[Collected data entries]
::::

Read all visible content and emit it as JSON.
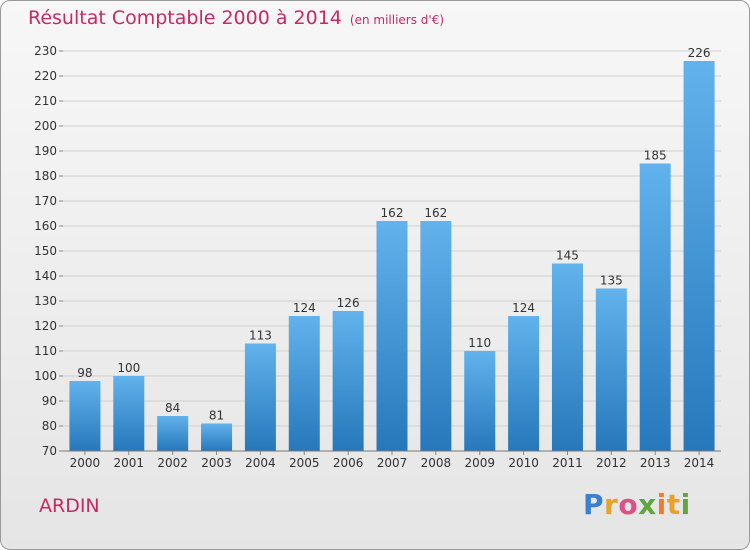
{
  "header": {
    "title": "Résultat Comptable 2000 à 2014",
    "subtitle": "(en milliers d'€)"
  },
  "commune": "ARDIN",
  "logo": {
    "text": "Proxiti",
    "colors": [
      "#3a7fd0",
      "#e6a32a",
      "#e04f86",
      "#5fa63c",
      "#f07b2c"
    ]
  },
  "chart_data": {
    "type": "bar",
    "title": "Résultat Comptable 2000 à 2014",
    "subtitle": "(en milliers d'€)",
    "xlabel": "",
    "ylabel": "",
    "categories": [
      "2000",
      "2001",
      "2002",
      "2003",
      "2004",
      "2005",
      "2006",
      "2007",
      "2008",
      "2009",
      "2010",
      "2011",
      "2012",
      "2013",
      "2014"
    ],
    "values": [
      98,
      100,
      84,
      81,
      113,
      124,
      126,
      162,
      162,
      110,
      124,
      145,
      135,
      185,
      226
    ],
    "ylim": [
      70,
      230
    ],
    "yticks": [
      70,
      80,
      90,
      100,
      110,
      120,
      130,
      140,
      150,
      160,
      170,
      180,
      190,
      200,
      210,
      220,
      230
    ],
    "grid": true,
    "bar_color_top": "#62b2ec",
    "bar_color_bottom": "#2678bb"
  }
}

::::

Stated problem = Copy out each line of the records where the string "subtitle" appears.

Expected answer =
    "subtitle": "(en milliers d'€)"
    "subtitle": "(en milliers d'€)",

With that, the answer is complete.